■ TO BE DONE ■
Reproduce every entry exactly.

——

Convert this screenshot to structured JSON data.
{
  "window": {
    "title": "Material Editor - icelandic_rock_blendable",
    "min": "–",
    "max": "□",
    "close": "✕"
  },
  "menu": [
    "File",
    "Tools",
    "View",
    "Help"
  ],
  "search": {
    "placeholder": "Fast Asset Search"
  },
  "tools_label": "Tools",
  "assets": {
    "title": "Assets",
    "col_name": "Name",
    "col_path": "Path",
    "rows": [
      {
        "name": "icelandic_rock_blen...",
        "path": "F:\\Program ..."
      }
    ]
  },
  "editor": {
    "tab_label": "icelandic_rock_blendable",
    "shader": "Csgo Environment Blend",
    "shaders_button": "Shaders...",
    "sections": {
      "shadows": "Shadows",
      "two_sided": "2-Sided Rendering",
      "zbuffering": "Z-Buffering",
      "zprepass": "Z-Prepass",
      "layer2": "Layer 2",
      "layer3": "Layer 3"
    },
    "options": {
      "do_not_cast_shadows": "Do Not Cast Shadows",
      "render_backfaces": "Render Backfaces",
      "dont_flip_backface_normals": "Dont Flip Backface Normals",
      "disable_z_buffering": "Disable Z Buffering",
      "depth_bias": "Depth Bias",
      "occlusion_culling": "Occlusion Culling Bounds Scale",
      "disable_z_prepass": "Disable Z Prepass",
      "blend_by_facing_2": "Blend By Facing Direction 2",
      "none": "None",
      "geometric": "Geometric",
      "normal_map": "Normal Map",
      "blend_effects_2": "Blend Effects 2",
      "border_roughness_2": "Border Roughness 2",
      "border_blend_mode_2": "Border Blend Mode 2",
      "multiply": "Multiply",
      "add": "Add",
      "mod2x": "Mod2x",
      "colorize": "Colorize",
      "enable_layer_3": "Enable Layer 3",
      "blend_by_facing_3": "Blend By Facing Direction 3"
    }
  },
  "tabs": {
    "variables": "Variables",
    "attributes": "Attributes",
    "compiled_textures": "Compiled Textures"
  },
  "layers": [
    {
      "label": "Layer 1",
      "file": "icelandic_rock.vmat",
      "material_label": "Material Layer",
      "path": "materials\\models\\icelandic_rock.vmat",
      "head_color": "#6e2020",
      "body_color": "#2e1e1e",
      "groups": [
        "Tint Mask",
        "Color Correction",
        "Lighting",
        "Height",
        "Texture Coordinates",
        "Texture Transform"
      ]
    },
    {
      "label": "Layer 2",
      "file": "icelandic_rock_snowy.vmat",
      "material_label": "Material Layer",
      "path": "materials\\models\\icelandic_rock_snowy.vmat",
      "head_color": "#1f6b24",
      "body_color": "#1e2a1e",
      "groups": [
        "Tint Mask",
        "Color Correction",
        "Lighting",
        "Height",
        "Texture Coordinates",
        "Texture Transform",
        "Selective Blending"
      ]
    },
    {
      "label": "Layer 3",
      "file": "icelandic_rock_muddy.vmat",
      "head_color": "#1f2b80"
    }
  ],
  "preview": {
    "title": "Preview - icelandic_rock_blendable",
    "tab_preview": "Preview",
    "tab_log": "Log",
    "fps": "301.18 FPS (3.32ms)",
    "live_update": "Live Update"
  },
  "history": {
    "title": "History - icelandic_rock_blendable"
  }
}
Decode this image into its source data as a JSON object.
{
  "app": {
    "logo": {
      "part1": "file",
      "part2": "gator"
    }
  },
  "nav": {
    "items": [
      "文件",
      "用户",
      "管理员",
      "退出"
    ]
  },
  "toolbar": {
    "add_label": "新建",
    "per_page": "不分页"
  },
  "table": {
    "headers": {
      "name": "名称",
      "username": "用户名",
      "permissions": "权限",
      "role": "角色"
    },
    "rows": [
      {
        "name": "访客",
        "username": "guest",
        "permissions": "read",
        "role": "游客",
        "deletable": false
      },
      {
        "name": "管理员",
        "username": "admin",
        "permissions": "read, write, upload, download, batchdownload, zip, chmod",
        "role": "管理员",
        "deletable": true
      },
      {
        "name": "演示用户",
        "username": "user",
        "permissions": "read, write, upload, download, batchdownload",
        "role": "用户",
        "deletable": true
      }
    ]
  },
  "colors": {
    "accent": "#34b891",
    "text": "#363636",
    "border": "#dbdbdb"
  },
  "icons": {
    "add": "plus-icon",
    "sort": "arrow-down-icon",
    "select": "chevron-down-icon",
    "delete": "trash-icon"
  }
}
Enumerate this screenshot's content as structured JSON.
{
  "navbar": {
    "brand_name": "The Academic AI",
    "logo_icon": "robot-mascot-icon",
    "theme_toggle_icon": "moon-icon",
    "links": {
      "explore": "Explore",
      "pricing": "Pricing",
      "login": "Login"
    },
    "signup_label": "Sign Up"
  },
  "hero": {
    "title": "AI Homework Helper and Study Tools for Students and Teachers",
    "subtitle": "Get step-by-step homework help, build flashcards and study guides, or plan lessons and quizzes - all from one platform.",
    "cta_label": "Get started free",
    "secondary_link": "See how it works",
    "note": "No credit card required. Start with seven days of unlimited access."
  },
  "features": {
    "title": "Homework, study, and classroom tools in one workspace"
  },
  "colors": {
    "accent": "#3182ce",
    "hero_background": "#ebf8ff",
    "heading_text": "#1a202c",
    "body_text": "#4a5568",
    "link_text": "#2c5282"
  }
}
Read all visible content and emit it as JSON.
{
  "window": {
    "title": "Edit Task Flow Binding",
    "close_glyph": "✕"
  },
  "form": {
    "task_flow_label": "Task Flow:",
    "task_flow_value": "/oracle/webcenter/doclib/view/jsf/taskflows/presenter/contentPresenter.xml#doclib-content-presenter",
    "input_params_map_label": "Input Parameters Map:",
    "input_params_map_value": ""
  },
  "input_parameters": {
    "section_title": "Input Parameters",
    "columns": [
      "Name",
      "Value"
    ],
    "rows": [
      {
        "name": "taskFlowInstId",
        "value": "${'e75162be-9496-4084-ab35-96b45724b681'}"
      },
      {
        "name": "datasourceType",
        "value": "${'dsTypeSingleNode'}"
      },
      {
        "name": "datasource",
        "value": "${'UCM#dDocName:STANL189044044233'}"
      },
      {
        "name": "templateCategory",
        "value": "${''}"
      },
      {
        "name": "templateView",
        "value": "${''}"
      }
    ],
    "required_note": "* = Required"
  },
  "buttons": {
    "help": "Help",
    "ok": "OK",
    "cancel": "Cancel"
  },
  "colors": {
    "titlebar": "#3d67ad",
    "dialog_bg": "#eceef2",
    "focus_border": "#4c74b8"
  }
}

——

■ RESPONSE TO THE TASK ■
Convert this screenshot to structured JSON data.
{
  "window": {
    "title": "Material Editor - icelandic_rock_blendable",
    "min": "–",
    "max": "□",
    "close": "✕"
  },
  "menu": [
    "File",
    "Tools",
    "View",
    "Help"
  ],
  "search": {
    "placeholder": "Fast Asset Search"
  },
  "tools_label": "Tools",
  "assets": {
    "title": "Assets",
    "col_name": "Name",
    "col_path": "Path",
    "rows": [
      {
        "name": "icelandic_rock_blen...",
        "path": "F:\\Program ..."
      }
    ]
  },
  "editor": {
    "tab_label": "icelandic_rock_blendable",
    "shader": "Csgo Environment Blend",
    "shaders_button": "Shaders...",
    "sections": {
      "shadows": "Shadows",
      "two_sided": "2-Sided Rendering",
      "zbuffering": "Z-Buffering",
      "zprepass": "Z-Prepass",
      "layer2": "Layer 2",
      "layer3": "Layer 3"
    },
    "options": {
      "do_not_cast_shadows": "Do Not Cast Shadows",
      "render_backfaces": "Render Backfaces",
      "dont_flip_backface_normals": "Dont Flip Backface Normals",
      "disable_z_buffering": "Disable Z Buffering",
      "depth_bias": "Depth Bias",
      "occlusion_culling": "Occlusion Culling Bounds Scale",
      "disable_z_prepass": "Disable Z Prepass",
      "blend_by_facing_2": "Blend By Facing Direction 2",
      "none": "None",
      "geometric": "Geometric",
      "normal_map": "Normal Map",
      "blend_effects_2": "Blend Effects 2",
      "border_roughness_2": "Border Roughness 2",
      "border_blend_mode_2": "Border Blend Mode 2",
      "multiply": "Multiply",
      "add": "Add",
      "mod2x": "Mod2x",
      "colorize": "Colorize",
      "enable_layer_3": "Enable Layer 3",
      "blend_by_facing_3": "Blend By Facing Direction 3"
    }
  },
  "tabs": {
    "variables": "Variables",
    "attributes": "Attributes",
    "compiled_textures": "Compiled Textures"
  },
  "layers": [
    {
      "label": "Layer 1",
      "file": "icelandic_rock.vmat",
      "material_label": "Material Layer",
      "path": "materials\\models\\icelandic_rock.vmat",
      "head_color": "#6e2020",
      "body_color": "#2e1e1e",
      "groups": [
        "Tint Mask",
        "Color Correction",
        "Lighting",
        "Height",
        "Texture Coordinates",
        "Texture Transform"
      ]
    },
    {
      "label": "Layer 2",
      "file": "icelandic_rock_snowy.vmat",
      "material_label": "Material Layer",
      "path": "materials\\models\\icelandic_rock_snowy.vmat",
      "head_color": "#1f6b24",
      "body_color": "#1e2a1e",
      "groups": [
        "Tint Mask",
        "Color Correction",
        "Lighting",
        "Height",
        "Texture Coordinates",
        "Texture Transform",
        "Selective Blending"
      ]
    },
    {
      "label": "Layer 3",
      "file": "icelandic_rock_muddy.vmat",
      "head_color": "#1f2b80"
    }
  ],
  "preview": {
    "title": "Preview - icelandic_rock_blendable",
    "tab_preview": "Preview",
    "tab_log": "Log",
    "fps": "301.18 FPS (3.32ms)",
    "live_update": "Live Update"
  },
  "history": {
    "title": "History - icelandic_rock_blendable"
  }
}
Decode this image into its source data as a JSON object.
{
  "app": {
    "logo": {
      "part1": "file",
      "part2": "gator"
    }
  },
  "nav": {
    "items": [
      "文件",
      "用户",
      "管理员",
      "退出"
    ]
  },
  "toolbar": {
    "add_label": "新建",
    "per_page": "不分页"
  },
  "table": {
    "headers": {
      "name": "名称",
      "username": "用户名",
      "permissions": "权限",
      "role": "角色"
    },
    "rows": [
      {
        "name": "访客",
        "username": "guest",
        "permissions": "read",
        "role": "游客",
        "deletable": false
      },
      {
        "name": "管理员",
        "username": "admin",
        "permissions": "read, write, upload, download, batchdownload, zip, chmod",
        "role": "管理员",
        "deletable": true
      },
      {
        "name": "演示用户",
        "username": "user",
        "permissions": "read, write, upload, download, batchdownload",
        "role": "用户",
        "deletable": true
      }
    ]
  },
  "colors": {
    "accent": "#34b891",
    "text": "#363636",
    "border": "#dbdbdb"
  },
  "icons": {
    "add": "plus-icon",
    "sort": "arrow-down-icon",
    "select": "chevron-down-icon",
    "delete": "trash-icon"
  }
}
Enumerate this screenshot's content as structured JSON.
{
  "navbar": {
    "brand_name": "The Academic AI",
    "logo_icon": "robot-mascot-icon",
    "theme_toggle_icon": "moon-icon",
    "links": {
      "explore": "Explore",
      "pricing": "Pricing",
      "login": "Login"
    },
    "signup_label": "Sign Up"
  },
  "hero": {
    "title": "AI Homework Helper and Study Tools for Students and Teachers",
    "subtitle": "Get step-by-step homework help, build flashcards and study guides, or plan lessons and quizzes - all from one platform.",
    "cta_label": "Get started free",
    "secondary_link": "See how it works",
    "note": "No credit card required. Start with seven days of unlimited access."
  },
  "features": {
    "title": "Homework, study, and classroom tools in one workspace"
  },
  "colors": {
    "accent": "#3182ce",
    "hero_background": "#ebf8ff",
    "heading_text": "#1a202c",
    "body_text": "#4a5568",
    "link_text": "#2c5282"
  }
}
Read all visible content and emit it as JSON.
{
  "window": {
    "title": "Edit Task Flow Binding",
    "close_glyph": "✕"
  },
  "form": {
    "task_flow_label": "Task Flow:",
    "task_flow_value": "/oracle/webcenter/doclib/view/jsf/taskflows/presenter/contentPresenter.xml#doclib-content-presenter",
    "input_params_map_label": "Input Parameters Map:",
    "input_params_map_value": ""
  },
  "input_parameters": {
    "section_title": "Input Parameters",
    "columns": [
      "Name",
      "Value"
    ],
    "rows": [
      {
        "name": "taskFlowInstId",
        "value": "${'e75162be-9496-4084-ab35-96b45724b681'}"
      },
      {
        "name": "datasourceType",
        "value": "${'dsTypeSingleNode'}"
      },
      {
        "name": "datasource",
        "value": "${'UCM#dDocName:STANL189044044233'}"
      },
      {
        "name": "templateCategory",
        "value": "${''}"
      },
      {
        "name": "templateView",
        "value": "${''}"
      }
    ],
    "required_note": "* = Required"
  },
  "buttons": {
    "help": "Help",
    "ok": "OK",
    "cancel": "Cancel"
  },
  "colors": {
    "titlebar": "#3d67ad",
    "dialog_bg": "#eceef2",
    "focus_border": "#4c74b8"
  }
}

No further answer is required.